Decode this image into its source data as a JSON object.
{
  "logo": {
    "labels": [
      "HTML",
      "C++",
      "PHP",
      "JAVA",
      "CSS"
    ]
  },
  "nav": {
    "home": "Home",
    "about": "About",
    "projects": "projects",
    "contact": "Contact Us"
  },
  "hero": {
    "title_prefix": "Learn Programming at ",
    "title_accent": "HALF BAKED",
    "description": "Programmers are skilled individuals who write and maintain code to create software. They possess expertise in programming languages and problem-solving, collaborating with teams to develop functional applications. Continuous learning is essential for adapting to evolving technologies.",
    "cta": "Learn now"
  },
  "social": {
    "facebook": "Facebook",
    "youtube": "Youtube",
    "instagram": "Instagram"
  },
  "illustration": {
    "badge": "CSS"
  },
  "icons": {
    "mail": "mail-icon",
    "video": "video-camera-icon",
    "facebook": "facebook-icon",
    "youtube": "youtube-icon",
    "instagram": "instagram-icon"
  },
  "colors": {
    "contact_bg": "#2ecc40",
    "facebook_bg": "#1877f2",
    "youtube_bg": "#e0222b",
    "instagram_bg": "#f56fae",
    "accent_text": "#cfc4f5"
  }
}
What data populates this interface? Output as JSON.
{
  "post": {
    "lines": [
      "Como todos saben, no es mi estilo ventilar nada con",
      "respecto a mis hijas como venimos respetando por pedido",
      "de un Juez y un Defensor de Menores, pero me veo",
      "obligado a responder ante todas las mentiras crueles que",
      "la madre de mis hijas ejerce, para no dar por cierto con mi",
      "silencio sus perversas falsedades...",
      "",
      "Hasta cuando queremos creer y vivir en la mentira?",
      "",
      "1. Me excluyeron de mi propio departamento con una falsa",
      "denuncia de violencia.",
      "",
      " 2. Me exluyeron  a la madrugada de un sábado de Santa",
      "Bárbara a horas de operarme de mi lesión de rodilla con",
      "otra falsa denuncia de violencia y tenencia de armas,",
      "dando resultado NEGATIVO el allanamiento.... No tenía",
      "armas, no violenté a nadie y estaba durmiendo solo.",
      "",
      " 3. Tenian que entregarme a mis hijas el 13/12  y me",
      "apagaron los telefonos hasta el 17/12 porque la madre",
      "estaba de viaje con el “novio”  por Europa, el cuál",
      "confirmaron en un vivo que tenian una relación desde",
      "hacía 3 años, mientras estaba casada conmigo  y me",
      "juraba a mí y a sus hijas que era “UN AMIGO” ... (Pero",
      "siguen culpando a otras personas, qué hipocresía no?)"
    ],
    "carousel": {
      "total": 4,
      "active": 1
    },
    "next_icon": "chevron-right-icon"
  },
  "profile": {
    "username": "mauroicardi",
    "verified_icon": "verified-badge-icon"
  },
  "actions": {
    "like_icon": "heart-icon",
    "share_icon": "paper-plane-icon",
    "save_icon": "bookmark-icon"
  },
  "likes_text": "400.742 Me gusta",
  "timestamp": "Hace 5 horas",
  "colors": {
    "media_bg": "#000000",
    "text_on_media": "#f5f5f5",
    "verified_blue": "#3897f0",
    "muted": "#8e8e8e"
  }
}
══════════════════════════════
_Prompt_. Extract every line containing the string "data" from the material.

_Solution below_.
Decode this image into its source data as a JSON object.
What data populates this interface? Output as JSON.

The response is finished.